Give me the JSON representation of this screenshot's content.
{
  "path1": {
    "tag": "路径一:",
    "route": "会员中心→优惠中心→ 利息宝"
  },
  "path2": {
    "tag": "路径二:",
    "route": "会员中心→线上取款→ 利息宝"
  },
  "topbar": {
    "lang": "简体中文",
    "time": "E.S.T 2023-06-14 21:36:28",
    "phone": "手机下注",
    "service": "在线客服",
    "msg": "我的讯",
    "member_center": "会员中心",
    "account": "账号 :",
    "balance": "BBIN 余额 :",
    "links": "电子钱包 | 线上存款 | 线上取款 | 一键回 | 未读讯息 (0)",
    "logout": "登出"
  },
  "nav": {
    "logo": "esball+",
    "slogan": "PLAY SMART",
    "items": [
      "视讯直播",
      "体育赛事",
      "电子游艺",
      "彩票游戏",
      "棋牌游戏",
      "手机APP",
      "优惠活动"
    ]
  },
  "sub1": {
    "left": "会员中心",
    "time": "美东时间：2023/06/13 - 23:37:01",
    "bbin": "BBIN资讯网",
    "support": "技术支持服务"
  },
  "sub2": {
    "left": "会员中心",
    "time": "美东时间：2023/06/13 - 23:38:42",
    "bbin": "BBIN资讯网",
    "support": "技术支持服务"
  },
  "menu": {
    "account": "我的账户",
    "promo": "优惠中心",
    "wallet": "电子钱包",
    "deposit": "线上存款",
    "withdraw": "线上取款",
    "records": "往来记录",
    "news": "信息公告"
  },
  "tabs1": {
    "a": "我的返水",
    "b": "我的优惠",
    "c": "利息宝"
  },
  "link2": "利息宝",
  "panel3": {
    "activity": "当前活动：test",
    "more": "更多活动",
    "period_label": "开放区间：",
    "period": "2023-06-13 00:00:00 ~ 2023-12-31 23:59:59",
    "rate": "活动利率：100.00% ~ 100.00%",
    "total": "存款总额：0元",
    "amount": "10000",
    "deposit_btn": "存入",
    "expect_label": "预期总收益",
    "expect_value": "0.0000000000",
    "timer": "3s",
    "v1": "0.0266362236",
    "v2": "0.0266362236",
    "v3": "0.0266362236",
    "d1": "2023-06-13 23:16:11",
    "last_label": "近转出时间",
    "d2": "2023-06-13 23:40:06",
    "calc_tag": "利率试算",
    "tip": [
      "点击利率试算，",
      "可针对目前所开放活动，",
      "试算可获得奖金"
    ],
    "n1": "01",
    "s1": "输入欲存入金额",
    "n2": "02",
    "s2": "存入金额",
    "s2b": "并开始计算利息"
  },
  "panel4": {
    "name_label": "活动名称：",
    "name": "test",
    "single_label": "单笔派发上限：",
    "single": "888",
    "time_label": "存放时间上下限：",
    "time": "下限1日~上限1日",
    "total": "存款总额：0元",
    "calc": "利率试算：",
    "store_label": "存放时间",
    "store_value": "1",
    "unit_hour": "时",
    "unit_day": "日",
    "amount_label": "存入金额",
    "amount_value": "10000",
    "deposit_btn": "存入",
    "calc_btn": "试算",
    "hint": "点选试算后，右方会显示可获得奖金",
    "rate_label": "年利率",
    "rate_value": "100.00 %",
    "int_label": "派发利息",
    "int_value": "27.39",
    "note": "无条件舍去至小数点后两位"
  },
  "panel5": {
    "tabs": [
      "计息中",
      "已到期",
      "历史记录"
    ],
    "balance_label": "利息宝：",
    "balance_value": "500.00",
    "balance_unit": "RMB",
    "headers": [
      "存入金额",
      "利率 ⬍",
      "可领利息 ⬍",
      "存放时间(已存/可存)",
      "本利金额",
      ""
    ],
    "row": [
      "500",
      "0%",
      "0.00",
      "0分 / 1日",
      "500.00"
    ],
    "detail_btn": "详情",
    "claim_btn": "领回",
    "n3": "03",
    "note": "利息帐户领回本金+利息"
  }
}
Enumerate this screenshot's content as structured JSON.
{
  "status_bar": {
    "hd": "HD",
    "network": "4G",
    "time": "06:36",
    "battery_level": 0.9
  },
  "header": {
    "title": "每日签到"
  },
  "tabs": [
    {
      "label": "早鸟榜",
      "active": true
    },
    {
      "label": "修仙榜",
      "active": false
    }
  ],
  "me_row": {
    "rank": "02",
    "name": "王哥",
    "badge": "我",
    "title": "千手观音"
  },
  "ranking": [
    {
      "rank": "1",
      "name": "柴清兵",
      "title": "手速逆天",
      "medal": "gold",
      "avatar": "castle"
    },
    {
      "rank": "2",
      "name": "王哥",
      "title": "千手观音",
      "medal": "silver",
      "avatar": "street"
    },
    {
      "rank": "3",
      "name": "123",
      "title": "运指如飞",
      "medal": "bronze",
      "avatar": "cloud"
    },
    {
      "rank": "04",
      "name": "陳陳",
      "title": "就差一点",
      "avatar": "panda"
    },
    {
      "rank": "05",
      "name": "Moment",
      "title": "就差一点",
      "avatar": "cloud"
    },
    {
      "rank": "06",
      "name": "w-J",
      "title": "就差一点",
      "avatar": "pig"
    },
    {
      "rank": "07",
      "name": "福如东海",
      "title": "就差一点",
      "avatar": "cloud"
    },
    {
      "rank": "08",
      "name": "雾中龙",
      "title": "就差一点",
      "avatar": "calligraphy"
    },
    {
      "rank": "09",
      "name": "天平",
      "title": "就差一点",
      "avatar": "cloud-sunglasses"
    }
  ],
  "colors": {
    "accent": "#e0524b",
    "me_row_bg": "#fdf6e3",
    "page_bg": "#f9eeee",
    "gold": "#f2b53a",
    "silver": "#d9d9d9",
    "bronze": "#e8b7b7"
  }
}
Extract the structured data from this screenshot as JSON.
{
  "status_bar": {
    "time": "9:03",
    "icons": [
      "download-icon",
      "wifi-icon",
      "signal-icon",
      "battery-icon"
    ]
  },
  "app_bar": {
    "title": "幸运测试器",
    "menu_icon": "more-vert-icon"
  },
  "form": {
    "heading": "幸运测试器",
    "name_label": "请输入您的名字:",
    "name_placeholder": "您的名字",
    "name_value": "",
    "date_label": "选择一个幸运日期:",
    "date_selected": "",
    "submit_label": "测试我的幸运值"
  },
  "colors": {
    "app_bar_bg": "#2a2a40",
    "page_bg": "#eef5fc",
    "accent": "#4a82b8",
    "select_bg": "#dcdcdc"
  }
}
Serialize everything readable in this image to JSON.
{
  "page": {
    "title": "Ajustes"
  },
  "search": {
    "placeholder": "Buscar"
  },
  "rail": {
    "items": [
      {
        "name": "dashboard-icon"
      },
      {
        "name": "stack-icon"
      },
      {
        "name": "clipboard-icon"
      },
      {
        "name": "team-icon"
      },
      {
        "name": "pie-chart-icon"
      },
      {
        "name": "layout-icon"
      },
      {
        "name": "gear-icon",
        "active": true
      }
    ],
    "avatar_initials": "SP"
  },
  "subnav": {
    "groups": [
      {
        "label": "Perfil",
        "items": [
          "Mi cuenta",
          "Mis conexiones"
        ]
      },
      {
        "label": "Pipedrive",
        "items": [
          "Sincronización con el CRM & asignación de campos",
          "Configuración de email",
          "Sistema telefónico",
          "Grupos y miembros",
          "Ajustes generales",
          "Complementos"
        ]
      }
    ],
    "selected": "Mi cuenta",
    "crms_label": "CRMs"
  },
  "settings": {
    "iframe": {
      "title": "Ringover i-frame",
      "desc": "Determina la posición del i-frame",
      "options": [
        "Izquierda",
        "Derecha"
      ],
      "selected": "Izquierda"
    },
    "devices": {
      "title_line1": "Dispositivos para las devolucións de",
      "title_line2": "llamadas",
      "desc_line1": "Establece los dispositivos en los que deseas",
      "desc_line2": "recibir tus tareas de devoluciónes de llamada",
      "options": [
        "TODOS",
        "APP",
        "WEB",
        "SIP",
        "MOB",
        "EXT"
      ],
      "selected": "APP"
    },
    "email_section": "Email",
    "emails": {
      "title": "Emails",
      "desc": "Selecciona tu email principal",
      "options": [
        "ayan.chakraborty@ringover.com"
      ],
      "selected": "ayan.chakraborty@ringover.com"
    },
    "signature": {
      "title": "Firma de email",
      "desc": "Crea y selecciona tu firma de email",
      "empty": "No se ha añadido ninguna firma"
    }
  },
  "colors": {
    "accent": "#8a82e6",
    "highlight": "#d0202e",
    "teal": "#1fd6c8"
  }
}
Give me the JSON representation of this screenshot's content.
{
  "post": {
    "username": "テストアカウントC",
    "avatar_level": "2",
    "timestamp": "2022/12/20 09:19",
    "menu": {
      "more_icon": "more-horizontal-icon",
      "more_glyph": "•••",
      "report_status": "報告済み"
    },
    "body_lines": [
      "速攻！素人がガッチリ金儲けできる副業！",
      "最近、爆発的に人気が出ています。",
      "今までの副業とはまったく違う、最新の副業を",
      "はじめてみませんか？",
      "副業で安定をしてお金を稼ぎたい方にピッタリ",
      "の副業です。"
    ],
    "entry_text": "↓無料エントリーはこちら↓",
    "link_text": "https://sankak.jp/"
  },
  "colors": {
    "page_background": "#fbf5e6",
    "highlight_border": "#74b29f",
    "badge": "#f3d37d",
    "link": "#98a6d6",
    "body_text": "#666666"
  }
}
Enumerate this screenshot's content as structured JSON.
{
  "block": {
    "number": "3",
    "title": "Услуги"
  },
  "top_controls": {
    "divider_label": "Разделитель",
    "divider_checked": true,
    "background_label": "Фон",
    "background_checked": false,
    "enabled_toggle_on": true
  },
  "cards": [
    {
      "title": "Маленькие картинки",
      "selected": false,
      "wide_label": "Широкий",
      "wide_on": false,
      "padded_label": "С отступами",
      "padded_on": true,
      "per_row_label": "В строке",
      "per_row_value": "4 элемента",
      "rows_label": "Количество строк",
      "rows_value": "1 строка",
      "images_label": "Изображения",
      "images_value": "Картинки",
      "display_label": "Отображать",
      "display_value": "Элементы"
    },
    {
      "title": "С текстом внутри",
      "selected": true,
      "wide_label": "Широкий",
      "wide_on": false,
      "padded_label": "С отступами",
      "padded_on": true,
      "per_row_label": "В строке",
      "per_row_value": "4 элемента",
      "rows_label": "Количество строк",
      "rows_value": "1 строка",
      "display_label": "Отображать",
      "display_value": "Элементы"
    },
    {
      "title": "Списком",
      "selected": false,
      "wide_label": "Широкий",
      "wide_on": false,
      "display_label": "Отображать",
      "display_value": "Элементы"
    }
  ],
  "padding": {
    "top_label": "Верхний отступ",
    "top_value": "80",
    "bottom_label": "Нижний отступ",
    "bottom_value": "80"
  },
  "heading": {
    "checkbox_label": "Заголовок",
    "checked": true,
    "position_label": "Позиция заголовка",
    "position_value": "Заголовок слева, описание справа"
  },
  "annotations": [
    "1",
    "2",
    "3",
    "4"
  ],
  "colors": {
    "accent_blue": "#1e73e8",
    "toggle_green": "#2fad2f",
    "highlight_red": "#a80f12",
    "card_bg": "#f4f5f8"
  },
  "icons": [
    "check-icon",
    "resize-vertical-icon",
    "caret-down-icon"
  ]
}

Request: Look through the entries and find each line that has the string "Заголовок". Copy those lines.

Correct response:
    "checkbox_label": "Заголовок",
    "position_value": "Заголовок слева, описание справа"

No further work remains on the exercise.